--- start ---
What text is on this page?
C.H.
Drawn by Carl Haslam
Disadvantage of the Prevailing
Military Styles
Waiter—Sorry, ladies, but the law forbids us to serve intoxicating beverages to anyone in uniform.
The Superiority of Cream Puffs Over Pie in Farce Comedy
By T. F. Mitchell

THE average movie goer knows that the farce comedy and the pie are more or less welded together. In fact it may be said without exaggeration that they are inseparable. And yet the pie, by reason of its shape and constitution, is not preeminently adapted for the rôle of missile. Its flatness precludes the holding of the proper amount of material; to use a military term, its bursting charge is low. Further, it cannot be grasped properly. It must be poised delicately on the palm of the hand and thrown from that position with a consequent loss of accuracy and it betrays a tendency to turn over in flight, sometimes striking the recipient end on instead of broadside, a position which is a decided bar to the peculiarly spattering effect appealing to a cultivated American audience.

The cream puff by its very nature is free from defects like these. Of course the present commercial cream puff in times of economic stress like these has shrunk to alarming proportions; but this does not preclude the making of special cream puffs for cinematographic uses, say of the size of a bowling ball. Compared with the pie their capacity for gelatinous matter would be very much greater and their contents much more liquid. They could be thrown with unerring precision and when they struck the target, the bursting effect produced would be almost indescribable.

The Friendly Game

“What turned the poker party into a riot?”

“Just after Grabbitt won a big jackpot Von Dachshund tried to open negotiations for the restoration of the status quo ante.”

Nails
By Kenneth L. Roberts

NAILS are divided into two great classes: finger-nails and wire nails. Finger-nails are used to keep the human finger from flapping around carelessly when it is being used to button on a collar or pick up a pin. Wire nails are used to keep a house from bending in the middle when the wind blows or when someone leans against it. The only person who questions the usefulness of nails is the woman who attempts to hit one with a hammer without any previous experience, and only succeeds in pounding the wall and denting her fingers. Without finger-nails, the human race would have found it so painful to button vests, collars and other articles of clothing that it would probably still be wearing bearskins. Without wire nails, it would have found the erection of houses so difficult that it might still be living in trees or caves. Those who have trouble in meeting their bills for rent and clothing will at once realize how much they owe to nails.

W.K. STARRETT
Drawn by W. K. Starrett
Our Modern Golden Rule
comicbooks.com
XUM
--- end ---
=== DIRECTION ===
Copy all lines from the entries that contain the word "What".

=== CORRECT OUTPUT ===
What text is on this page?
“What turned the poker party into a riot?”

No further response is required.